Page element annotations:
╔══
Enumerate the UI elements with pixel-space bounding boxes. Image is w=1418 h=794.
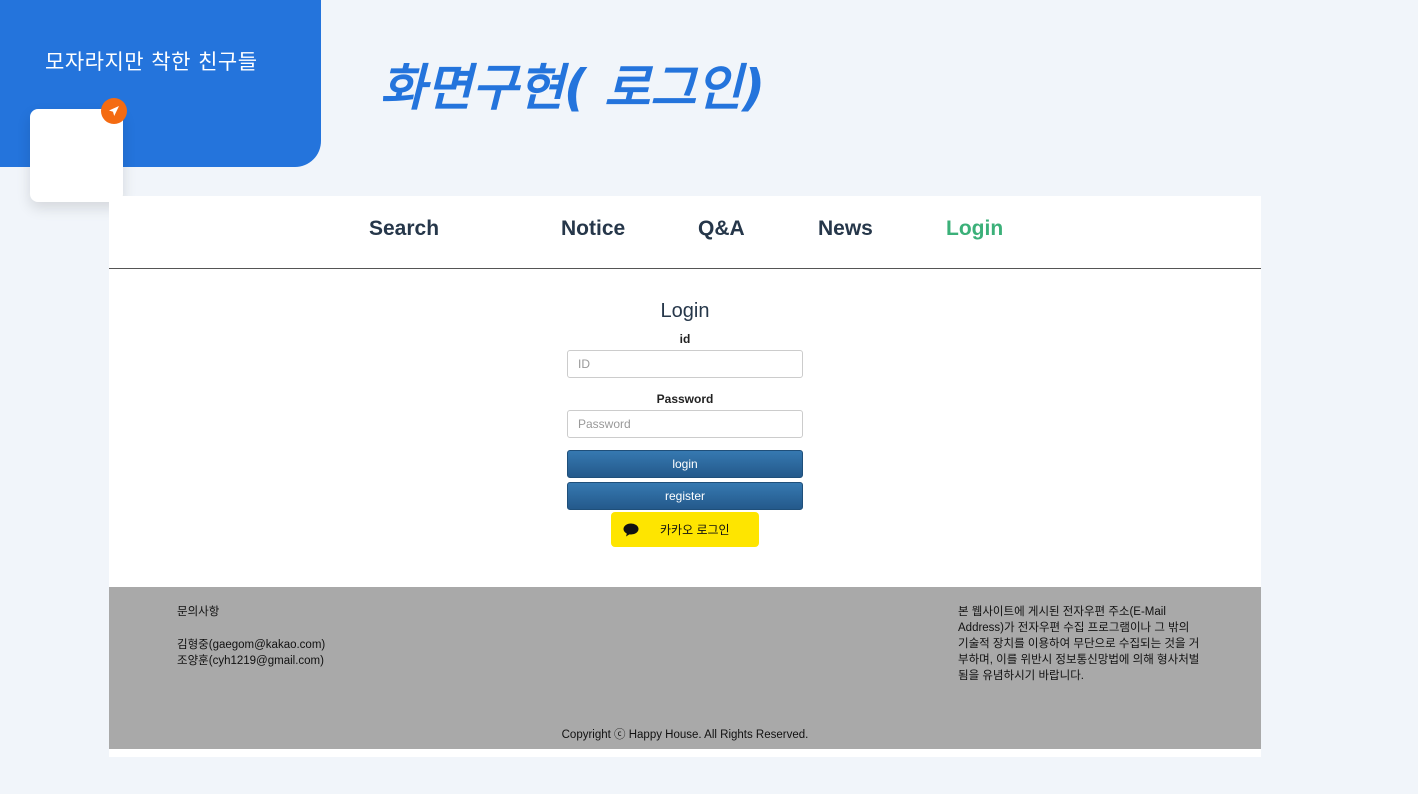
kakao-login-button[interactable]: 카카오 로그인 xyxy=(611,512,759,547)
kakao-login-label: 카카오 로그인 xyxy=(660,523,730,537)
footer: 문의사항 김형중(gaegom@kakao.com) 조양훈(cyh1219@g… xyxy=(109,587,1261,749)
nav-news[interactable]: News xyxy=(818,217,873,241)
contact-block: 문의사항 김형중(gaegom@kakao.com) 조양훈(cyh1219@g… xyxy=(177,604,325,669)
slide-title: 화면구현( 로그인) xyxy=(380,59,766,117)
top-nav: Search Notice Q&A News Login xyxy=(109,196,1261,269)
brand-title: 모자라지만 착한 친구들 xyxy=(45,50,258,74)
password-label: Password xyxy=(656,392,714,406)
nav-search[interactable]: Search xyxy=(369,217,439,241)
contact-item: 조양훈(cyh1219@gmail.com) xyxy=(177,655,324,667)
nav-login[interactable]: Login xyxy=(946,217,1003,241)
register-button[interactable]: register xyxy=(567,482,803,510)
contact-title: 문의사항 xyxy=(177,606,220,618)
login-form: Login id Password login register xyxy=(567,296,803,510)
login-button[interactable]: login xyxy=(567,450,803,478)
copyright: Copyright ⓒ Happy House. All Rights Rese… xyxy=(561,729,809,741)
id-label: id xyxy=(679,332,691,346)
send-icon xyxy=(101,98,127,124)
nav-notice[interactable]: Notice xyxy=(561,217,625,241)
password-input[interactable] xyxy=(567,410,803,438)
login-heading: Login xyxy=(660,300,710,322)
email-notice: 본 웹사이트에 게시된 전자우편 주소(E-Mail Address)가 전자우… xyxy=(958,606,1200,682)
id-input[interactable] xyxy=(567,350,803,378)
contact-item: 김형중(gaegom@kakao.com) xyxy=(177,639,326,651)
website-screenshot: Search Notice Q&A News Login Login id Pa… xyxy=(109,196,1261,757)
kakao-chat-icon xyxy=(623,523,639,536)
nav-qna[interactable]: Q&A xyxy=(698,217,745,241)
paper-plane-icon xyxy=(109,106,119,116)
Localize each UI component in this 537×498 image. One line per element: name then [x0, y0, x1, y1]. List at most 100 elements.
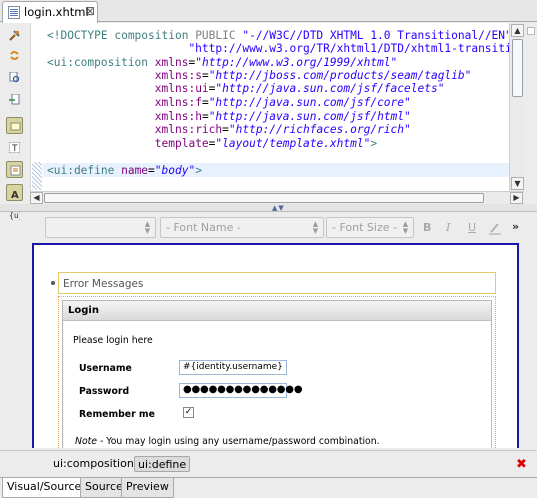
╚══
» Task to complete: Reproduce all the records above, changing every "interactable" to "clickable" and leaving everything else as it is. Omit the pictures from your answer.

» Right answer:
Enumerate the UI elements with pixel-space bounding boxes. Image is w=1418 h=794.
kakao-login-button[clickable]: 카카오 로그인 xyxy=(611,512,759,547)
kakao-login-label: 카카오 로그인 xyxy=(660,523,730,537)
footer: 문의사항 김형중(gaegom@kakao.com) 조양훈(cyh1219@g… xyxy=(109,587,1261,749)
nav-news[clickable]: News xyxy=(818,217,873,241)
contact-block: 문의사항 김형중(gaegom@kakao.com) 조양훈(cyh1219@g… xyxy=(177,604,325,669)
slide-title: 화면구현( 로그인) xyxy=(380,59,766,117)
top-nav: Search Notice Q&A News Login xyxy=(109,196,1261,269)
brand-title: 모자라지만 착한 친구들 xyxy=(45,50,258,74)
password-label: Password xyxy=(656,392,714,406)
nav-search[clickable]: Search xyxy=(369,217,439,241)
contact-item: 조양훈(cyh1219@gmail.com) xyxy=(177,655,324,667)
nav-login[clickable]: Login xyxy=(946,217,1003,241)
register-button[clickable]: register xyxy=(567,482,803,510)
contact-title: 문의사항 xyxy=(177,606,220,618)
login-form: Login id Password login register xyxy=(567,296,803,510)
login-button[clickable]: login xyxy=(567,450,803,478)
copyright: Copyright ⓒ Happy House. All Rights Rese… xyxy=(561,729,809,741)
id-label: id xyxy=(679,332,691,346)
send-icon xyxy=(101,98,127,124)
nav-notice[clickable]: Notice xyxy=(561,217,625,241)
password-input[clickable] xyxy=(567,410,803,438)
login-heading: Login xyxy=(660,300,710,322)
email-notice: 본 웹사이트에 게시된 전자우편 주소(E-Mail Address)가 전자우… xyxy=(958,606,1200,682)
id-input[clickable] xyxy=(567,350,803,378)
contact-item: 김형중(gaegom@kakao.com) xyxy=(177,639,326,651)
website-screenshot: Search Notice Q&A News Login Login id Pa… xyxy=(109,196,1261,757)
kakao-chat-icon xyxy=(623,523,639,536)
nav-qna[clickable]: Q&A xyxy=(698,217,745,241)
paper-plane-icon xyxy=(109,106,119,116)
Localize each UI component in this 537×498 image. One line per element: name then [x0, y0, x1, y1]. List at most 100 elements.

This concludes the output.